• [Dataset items]
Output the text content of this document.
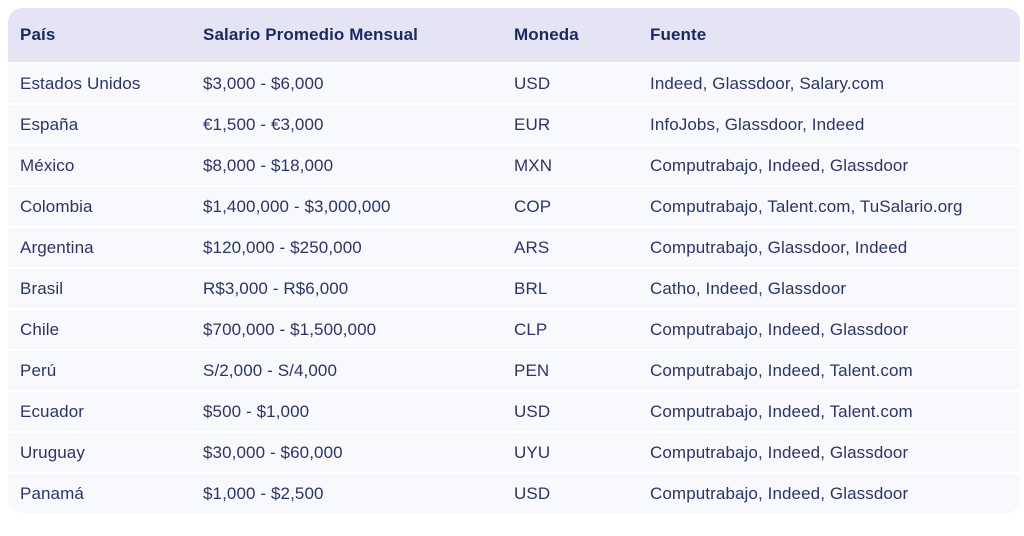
País	Salario Promedio Mensual	Moneda	Fuente
Estados Unidos	$3,000 - $6,000	USD	Indeed, Glassdoor, Salary.com
España	€1,500 - €3,000	EUR	InfoJobs, Glassdoor, Indeed
México	$8,000 - $18,000	MXN	Computrabajo, Indeed, Glassdoor
Colombia	$1,400,000 - $3,000,000	COP	Computrabajo, Talent.com, TuSalario.org
Argentina	$120,000 - $250,000	ARS	Computrabajo, Glassdoor, Indeed
Brasil	R$3,000 - R$6,000	BRL	Catho, Indeed, Glassdoor
Chile	$700,000 - $1,500,000	CLP	Computrabajo, Indeed, Glassdoor
Perú	S/2,000 - S/4,000	PEN	Computrabajo, Indeed, Talent.com
Ecuador	$500 - $1,000	USD	Computrabajo, Indeed, Talent.com
Uruguay	$30,000 - $60,000	UYU	Computrabajo, Indeed, Glassdoor
Panamá	$1,000 - $2,500	USD	Computrabajo, Indeed, Glassdoor
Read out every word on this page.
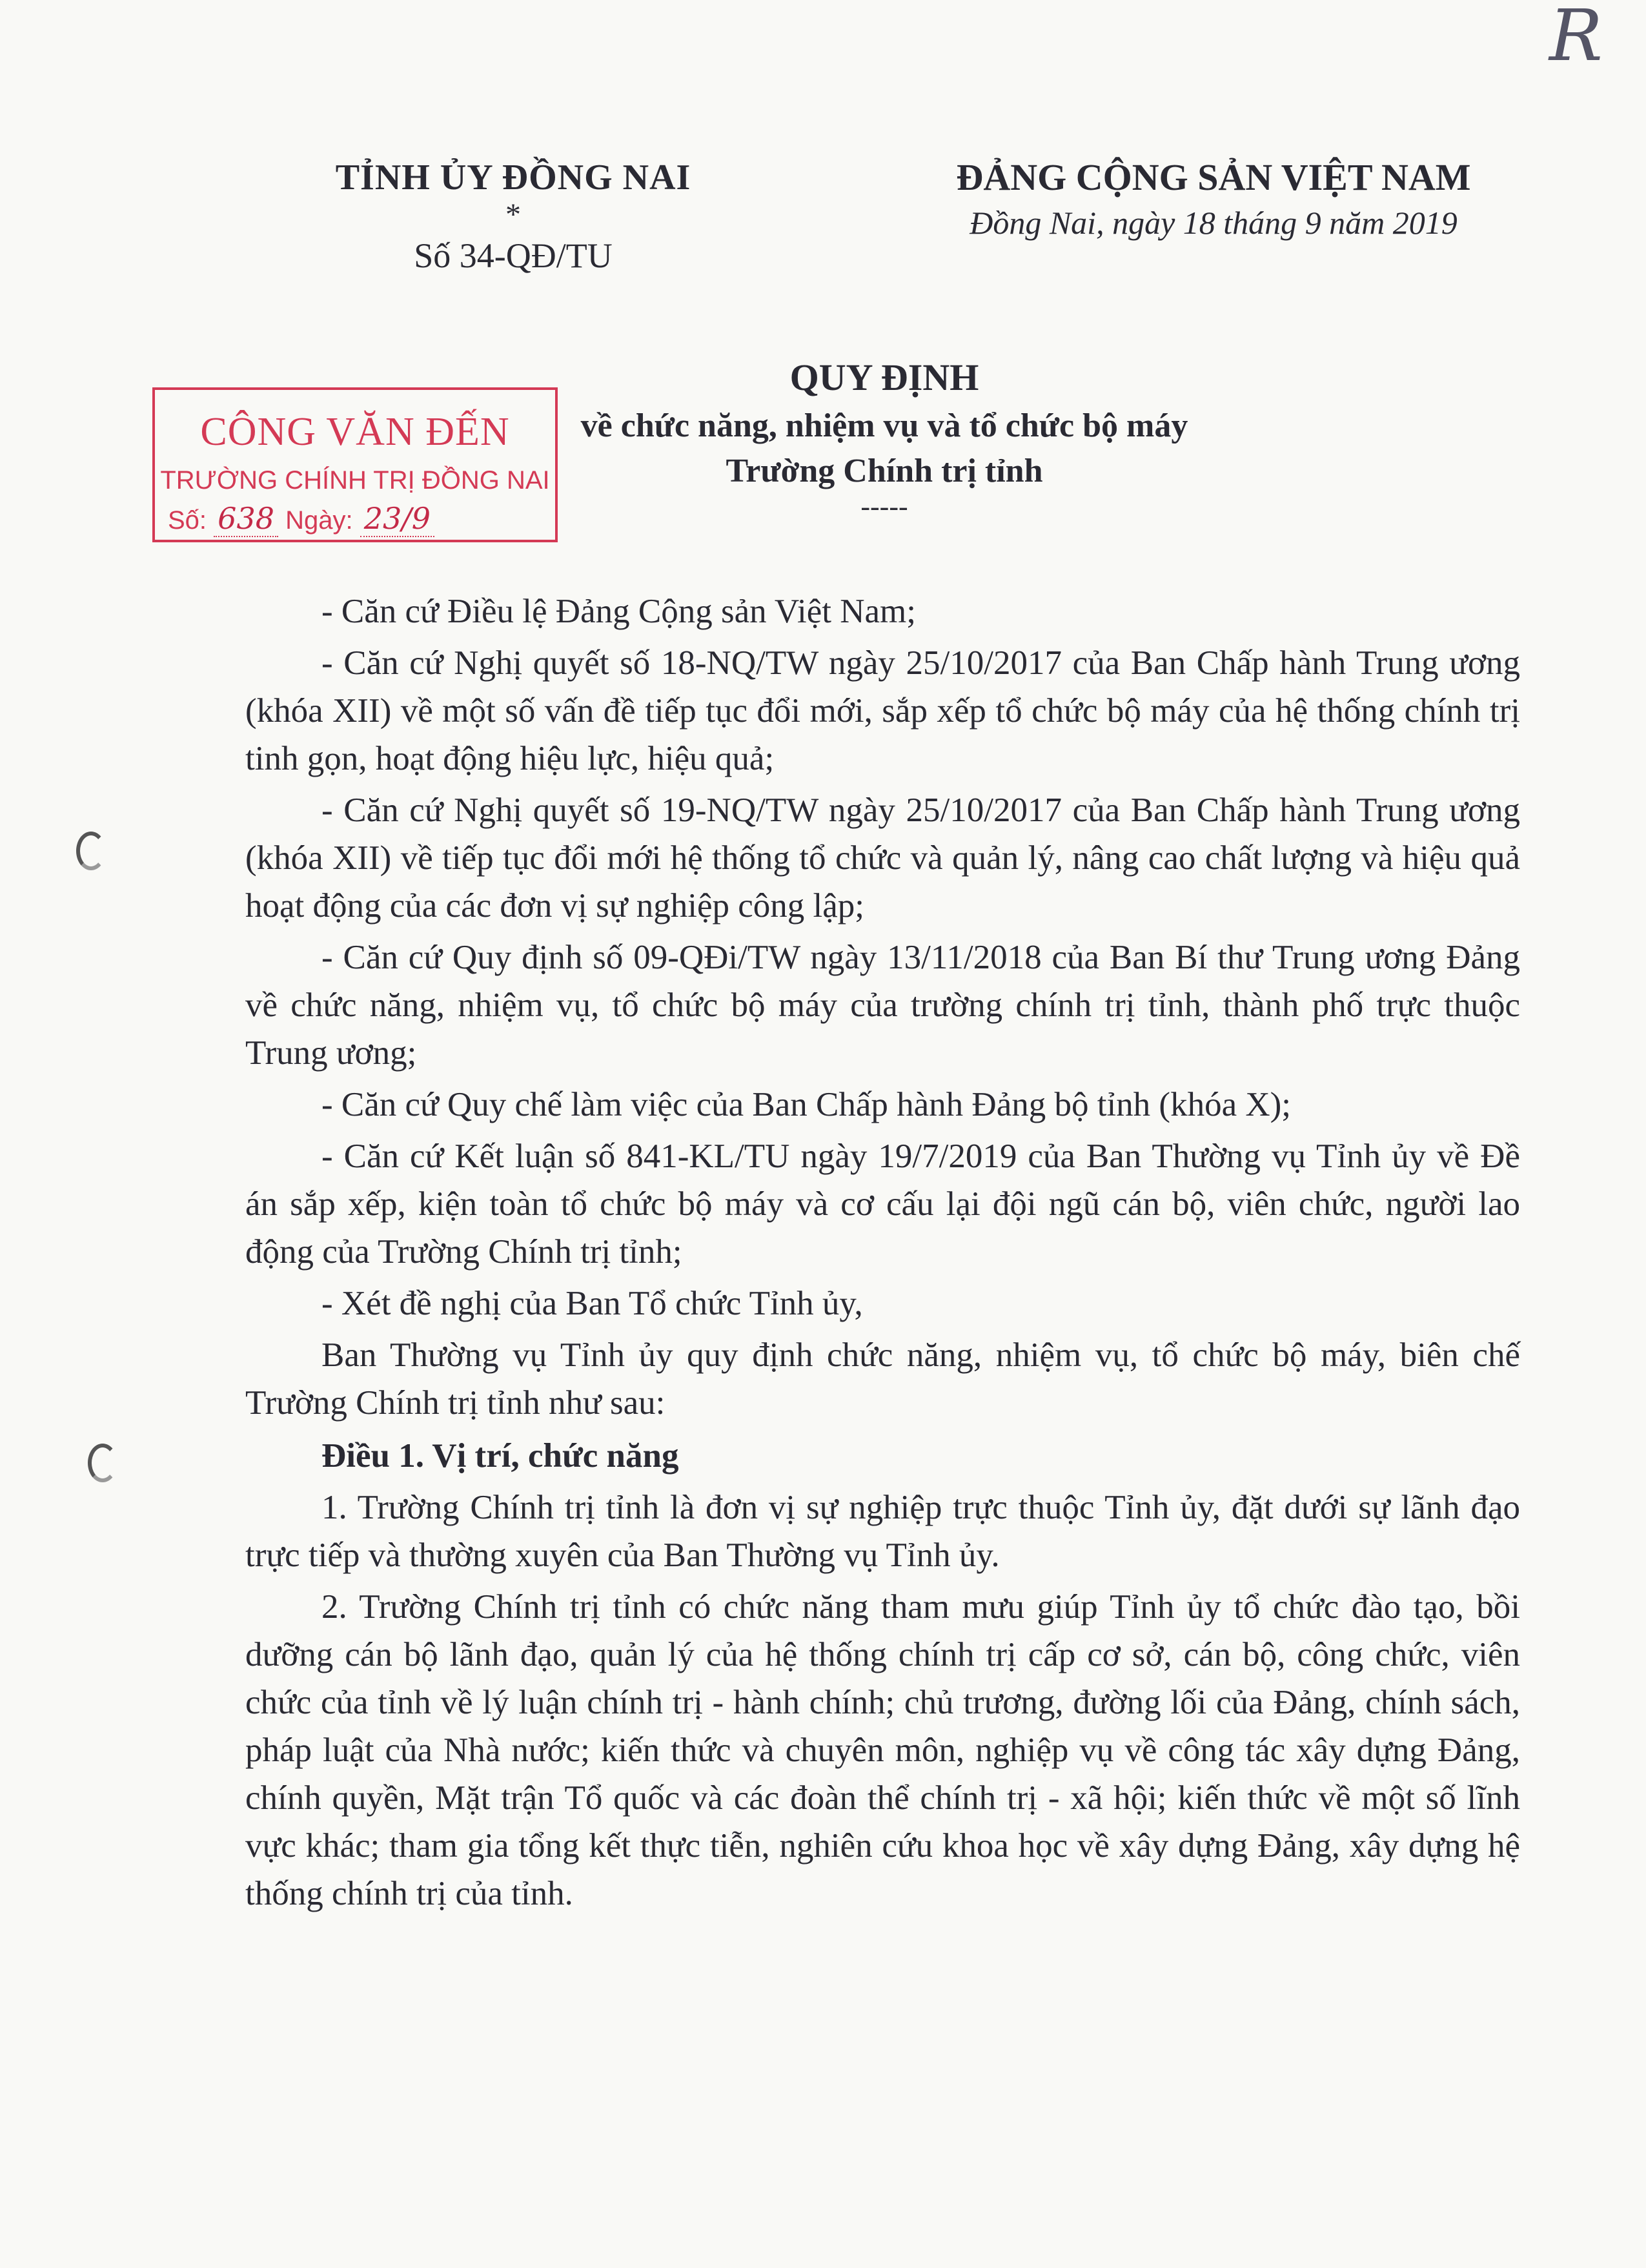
R
TỈNH ỦY ĐỒNG NAI
*
Số 34-QĐ/TU
ĐẢNG CỘNG SẢN VIỆT NAM
Đồng Nai, ngày 18 tháng 9 năm 2019
QUY ĐỊNH
về chức năng, nhiệm vụ và tổ chức bộ máy
Trường Chính trị tỉnh
-----
CÔNG VĂN ĐẾN
TRƯỜNG CHÍNH TRỊ ĐỒNG NAI
Số: 638 Ngày: 23/9

- Căn cứ Điều lệ Đảng Cộng sản Việt Nam;

- Căn cứ Nghị quyết số 18-NQ/TW ngày 25/10/2017 của Ban Chấp hành Trung ương (khóa XII) về một số vấn đề tiếp tục đổi mới, sắp xếp tổ chức bộ máy của hệ thống chính trị tinh gọn, hoạt động hiệu lực, hiệu quả;

- Căn cứ Nghị quyết số 19-NQ/TW ngày 25/10/2017 của Ban Chấp hành Trung ương (khóa XII) về tiếp tục đổi mới hệ thống tổ chức và quản lý, nâng cao chất lượng và hiệu quả hoạt động của các đơn vị sự nghiệp công lập;

- Căn cứ Quy định số 09-QĐi/TW ngày 13/11/2018 của Ban Bí thư Trung ương Đảng về chức năng, nhiệm vụ, tổ chức bộ máy của trường chính trị tỉnh, thành phố trực thuộc Trung ương;

- Căn cứ Quy chế làm việc của Ban Chấp hành Đảng bộ tỉnh (khóa X);

- Căn cứ Kết luận số 841-KL/TU ngày 19/7/2019 của Ban Thường vụ Tỉnh ủy về Đề án sắp xếp, kiện toàn tổ chức bộ máy và cơ cấu lại đội ngũ cán bộ, viên chức, người lao động của Trường Chính trị tỉnh;

- Xét đề nghị của Ban Tổ chức Tỉnh ủy,

Ban Thường vụ Tỉnh ủy quy định chức năng, nhiệm vụ, tổ chức bộ máy, biên chế Trường Chính trị tỉnh như sau:

Điều 1. Vị trí, chức năng

1. Trường Chính trị tỉnh là đơn vị sự nghiệp trực thuộc Tỉnh ủy, đặt dưới sự lãnh đạo trực tiếp và thường xuyên của Ban Thường vụ Tỉnh ủy.

2. Trường Chính trị tỉnh có chức năng tham mưu giúp Tỉnh ủy tổ chức đào tạo, bồi dưỡng cán bộ lãnh đạo, quản lý của hệ thống chính trị cấp cơ sở, cán bộ, công chức, viên chức của tỉnh về lý luận chính trị - hành chính; chủ trương, đường lối của Đảng, chính sách, pháp luật của Nhà nước; kiến thức và chuyên môn, nghiệp vụ về công tác xây dựng Đảng, chính quyền, Mặt trận Tổ quốc và các đoàn thể chính trị - xã hội; kiến thức về một số lĩnh vực khác; tham gia tổng kết thực tiễn, nghiên cứu khoa học về xây dựng Đảng, xây dựng hệ thống chính trị của tỉnh.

• [Short exercise] From the listing above, collect every line that mentions the word "Điều".

• [Reply]
- Căn cứ Điều lệ Đảng Cộng sản Việt Nam;
Điều 1. Vị trí, chức năng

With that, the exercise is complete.